**What is being asked:**
Reproduce every line of the listing below verbatim, omitting the pictures.

**Recorded data:**
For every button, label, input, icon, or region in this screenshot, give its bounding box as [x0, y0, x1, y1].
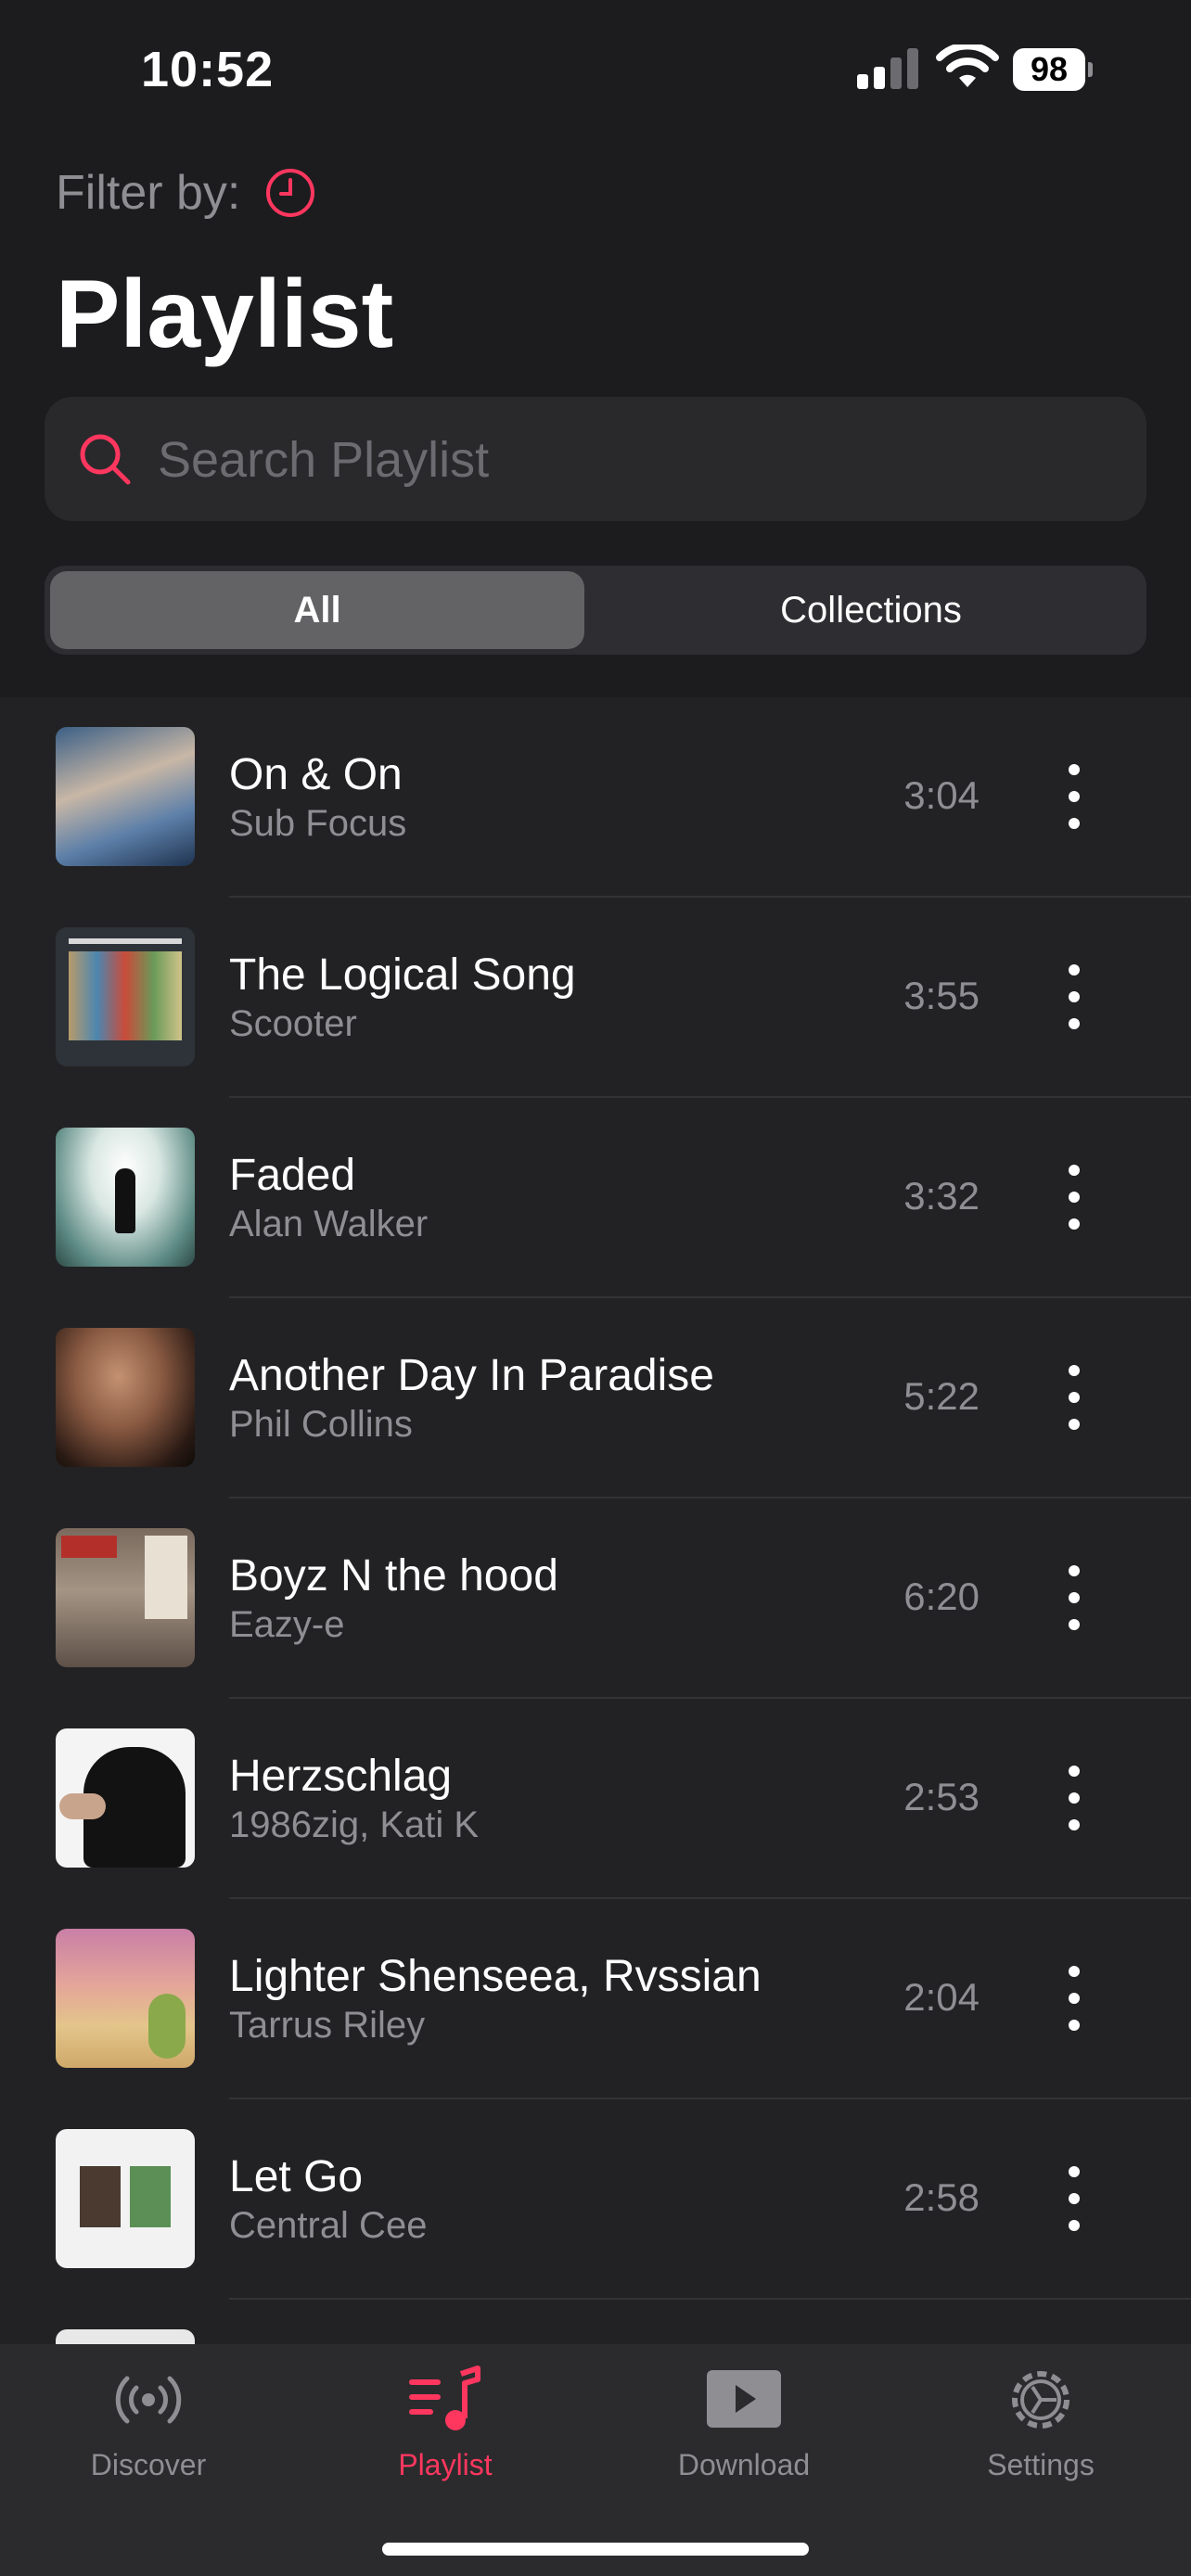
song-duration: 5:22	[903, 1374, 980, 1418]
song-duration: 3:55	[903, 974, 980, 1017]
list-item[interactable]: Boyz N the hood Eazy-e 6:20	[0, 1498, 1191, 1699]
song-artist: Eazy-e	[229, 1604, 345, 1645]
song-duration: 3:04	[903, 773, 980, 817]
list-item[interactable]: Let Go Central Cee 2:58	[0, 2099, 1191, 2300]
song-duration: 6:20	[903, 1575, 980, 1618]
song-duration: 2:58	[903, 2175, 980, 2219]
home-indicator	[382, 2543, 809, 2556]
album-art	[56, 927, 195, 1066]
search-input[interactable]	[156, 415, 1124, 504]
song-title: Let Go	[229, 2152, 364, 2201]
song-artist: Scooter	[229, 1003, 357, 1044]
album-art	[56, 1728, 195, 1868]
list-item[interactable]: Another Day In Paradise Phil Collins 5:2…	[0, 1298, 1191, 1498]
song-title: On & On	[229, 750, 403, 799]
music-list-icon	[409, 2366, 480, 2430]
cellular-signal-icon	[857, 48, 918, 89]
list-item[interactable]	[0, 2300, 1191, 2344]
song-artist: Tarrus Riley	[229, 2005, 426, 2046]
album-art	[56, 1128, 195, 1267]
search-icon	[80, 434, 131, 485]
more-options-icon[interactable]	[1057, 1165, 1091, 1230]
more-options-icon[interactable]	[1057, 764, 1091, 829]
wifi-icon	[936, 45, 999, 87]
tab-label: Settings	[987, 2448, 1095, 2481]
more-options-icon[interactable]	[1057, 1766, 1091, 1830]
segment-collections[interactable]: Collections	[601, 571, 1141, 649]
album-art	[56, 2329, 195, 2344]
page-title: Playlist	[56, 261, 394, 368]
filter-by[interactable]: Filter by:	[56, 165, 316, 221]
broadcast-icon	[115, 2376, 182, 2424]
tab-download[interactable]: Download	[642, 2363, 846, 2482]
more-options-icon[interactable]	[1057, 2166, 1091, 2231]
album-art	[56, 1929, 195, 2068]
more-options-icon[interactable]	[1057, 964, 1091, 1029]
song-duration: 3:32	[903, 1174, 980, 1218]
more-options-icon[interactable]	[1057, 1565, 1091, 1630]
tab-label: Discover	[90, 2448, 207, 2481]
song-title: Herzschlag	[229, 1752, 453, 1801]
album-art	[56, 727, 195, 866]
clock-icon[interactable]	[264, 167, 316, 219]
album-art	[56, 2129, 195, 2268]
segmented-control: All Collections	[45, 566, 1146, 655]
tab-discover[interactable]: Discover	[46, 2363, 250, 2482]
more-options-icon[interactable]	[1057, 1966, 1091, 2031]
tab-label: Download	[677, 2448, 811, 2481]
status-bar: 10:52 98	[0, 0, 1191, 139]
battery-level: 98	[1013, 48, 1085, 91]
search-bar[interactable]	[45, 397, 1146, 521]
status-time: 10:52	[141, 42, 275, 97]
song-artist: Central Cee	[229, 2205, 428, 2246]
song-duration: 2:53	[903, 1775, 980, 1818]
play-box-icon	[707, 2370, 781, 2428]
list-item[interactable]: Herzschlag 1986zig, Kati K 2:53	[0, 1699, 1191, 1899]
song-title: Another Day In Paradise	[229, 1351, 714, 1400]
song-title: Boyz N the hood	[229, 1551, 558, 1600]
song-title: Faded	[229, 1151, 356, 1200]
more-options-icon[interactable]	[1057, 1365, 1091, 1430]
album-art	[56, 1528, 195, 1667]
song-artist: Alan Walker	[229, 1204, 429, 1244]
tab-playlist[interactable]: Playlist	[343, 2363, 547, 2482]
list-item[interactable]: Faded Alan Walker 3:32	[0, 1098, 1191, 1298]
song-artist: Sub Focus	[229, 803, 407, 844]
segment-all[interactable]: All	[50, 571, 584, 649]
tab-settings[interactable]: Settings	[939, 2363, 1143, 2482]
album-art	[56, 1328, 195, 1467]
song-duration: 2:04	[903, 1975, 980, 2019]
song-title: Lighter Shenseea, Rvssian	[229, 1952, 762, 2001]
tab-bar: Discover Playlist Download Settings	[0, 2344, 1191, 2576]
song-artist: Phil Collins	[229, 1404, 413, 1445]
list-item[interactable]: The Logical Song Scooter 3:55	[0, 898, 1191, 1098]
list-item[interactable]: On & On Sub Focus 3:04	[0, 697, 1191, 898]
gear-icon	[1012, 2371, 1069, 2429]
list-item[interactable]: Lighter Shenseea, Rvssian Tarrus Riley 2…	[0, 1899, 1191, 2099]
song-title: The Logical Song	[229, 950, 576, 1000]
song-artist: 1986zig, Kati K	[229, 1804, 480, 1845]
battery-icon: 98	[1013, 48, 1093, 91]
filter-label: Filter by:	[56, 166, 241, 220]
tab-label: Playlist	[398, 2448, 493, 2481]
song-list: On & On Sub Focus 3:04 The Logical Song …	[0, 697, 1191, 2344]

**Answer below:**
For every button, label, input, icon, or region in this screenshot, give its bounding box as [x0, y0, x1, y1].
song-duration: 5:22	[903, 1374, 980, 1418]
song-duration: 3:55	[903, 974, 980, 1017]
list-item[interactable]: Boyz N the hood Eazy-e 6:20	[0, 1498, 1191, 1699]
song-artist: Eazy-e	[229, 1604, 345, 1645]
song-duration: 3:04	[903, 773, 980, 817]
list-item[interactable]: Let Go Central Cee 2:58	[0, 2099, 1191, 2300]
song-duration: 6:20	[903, 1575, 980, 1618]
song-duration: 2:58	[903, 2175, 980, 2219]
home-indicator	[382, 2543, 809, 2556]
album-art	[56, 927, 195, 1066]
search-input[interactable]	[156, 415, 1124, 504]
song-title: Let Go	[229, 2152, 364, 2201]
song-artist: Scooter	[229, 1003, 357, 1044]
album-art	[56, 1728, 195, 1868]
list-item[interactable]: Another Day In Paradise Phil Collins 5:2…	[0, 1298, 1191, 1498]
song-title: On & On	[229, 750, 403, 799]
music-list-icon	[409, 2366, 480, 2430]
cellular-signal-icon	[857, 48, 918, 89]
list-item[interactable]	[0, 2300, 1191, 2344]
song-artist: Tarrus Riley	[229, 2005, 426, 2046]
album-art	[56, 1128, 195, 1267]
search-icon	[80, 434, 131, 485]
more-options-icon[interactable]	[1057, 1165, 1091, 1230]
more-options-icon[interactable]	[1057, 764, 1091, 829]
wifi-icon	[936, 45, 999, 87]
tab-label: Settings	[987, 2448, 1095, 2481]
more-options-icon[interactable]	[1057, 1766, 1091, 1830]
segment-collections[interactable]: Collections	[601, 571, 1141, 649]
album-art	[56, 2329, 195, 2344]
page-title: Playlist	[56, 261, 394, 368]
filter-by[interactable]: Filter by:	[56, 165, 316, 221]
broadcast-icon	[115, 2376, 182, 2424]
tab-download[interactable]: Download	[642, 2363, 846, 2482]
more-options-icon[interactable]	[1057, 2166, 1091, 2231]
album-art	[56, 1929, 195, 2068]
more-options-icon[interactable]	[1057, 964, 1091, 1029]
song-duration: 3:32	[903, 1174, 980, 1218]
more-options-icon[interactable]	[1057, 1565, 1091, 1630]
tab-label: Discover	[90, 2448, 207, 2481]
song-title: Herzschlag	[229, 1752, 453, 1801]
album-art	[56, 727, 195, 866]
clock-icon[interactable]	[264, 167, 316, 219]
album-art	[56, 2129, 195, 2268]
segmented-control: All Collections	[45, 566, 1146, 655]
tab-discover[interactable]: Discover	[46, 2363, 250, 2482]
more-options-icon[interactable]	[1057, 1966, 1091, 2031]
tab-label: Download	[677, 2448, 811, 2481]
status-bar: 10:52 98	[0, 0, 1191, 139]
battery-level: 98	[1013, 48, 1085, 91]
search-bar[interactable]	[45, 397, 1146, 521]
status-time: 10:52	[141, 42, 275, 97]
song-artist: Central Cee	[229, 2205, 428, 2246]
song-duration: 2:53	[903, 1775, 980, 1818]
play-box-icon	[707, 2370, 781, 2428]
list-item[interactable]: Herzschlag 1986zig, Kati K 2:53	[0, 1699, 1191, 1899]
song-title: Another Day In Paradise	[229, 1351, 714, 1400]
song-title: Boyz N the hood	[229, 1551, 558, 1600]
song-title: Faded	[229, 1151, 356, 1200]
more-options-icon[interactable]	[1057, 1365, 1091, 1430]
album-art	[56, 1528, 195, 1667]
song-artist: Alan Walker	[229, 1204, 429, 1244]
tab-playlist[interactable]: Playlist	[343, 2363, 547, 2482]
list-item[interactable]: Faded Alan Walker 3:32	[0, 1098, 1191, 1298]
song-artist: Sub Focus	[229, 803, 407, 844]
segment-all[interactable]: All	[50, 571, 584, 649]
tab-settings[interactable]: Settings	[939, 2363, 1143, 2482]
album-art	[56, 1328, 195, 1467]
song-duration: 2:04	[903, 1975, 980, 2019]
song-title: Lighter Shenseea, Rvssian	[229, 1952, 762, 2001]
tab-bar: Discover Playlist Download Settings	[0, 2344, 1191, 2576]
song-artist: Phil Collins	[229, 1404, 413, 1445]
list-item[interactable]: The Logical Song Scooter 3:55	[0, 898, 1191, 1098]
list-item[interactable]: On & On Sub Focus 3:04	[0, 697, 1191, 898]
gear-icon	[1012, 2371, 1069, 2429]
list-item[interactable]: Lighter Shenseea, Rvssian Tarrus Riley 2…	[0, 1899, 1191, 2099]
song-title: The Logical Song	[229, 950, 576, 1000]
song-artist: 1986zig, Kati K	[229, 1804, 480, 1845]
battery-icon: 98	[1013, 48, 1093, 91]
filter-label: Filter by:	[56, 166, 241, 220]
tab-label: Playlist	[398, 2448, 493, 2481]
song-list: On & On Sub Focus 3:04 The Logical Song …	[0, 697, 1191, 2344]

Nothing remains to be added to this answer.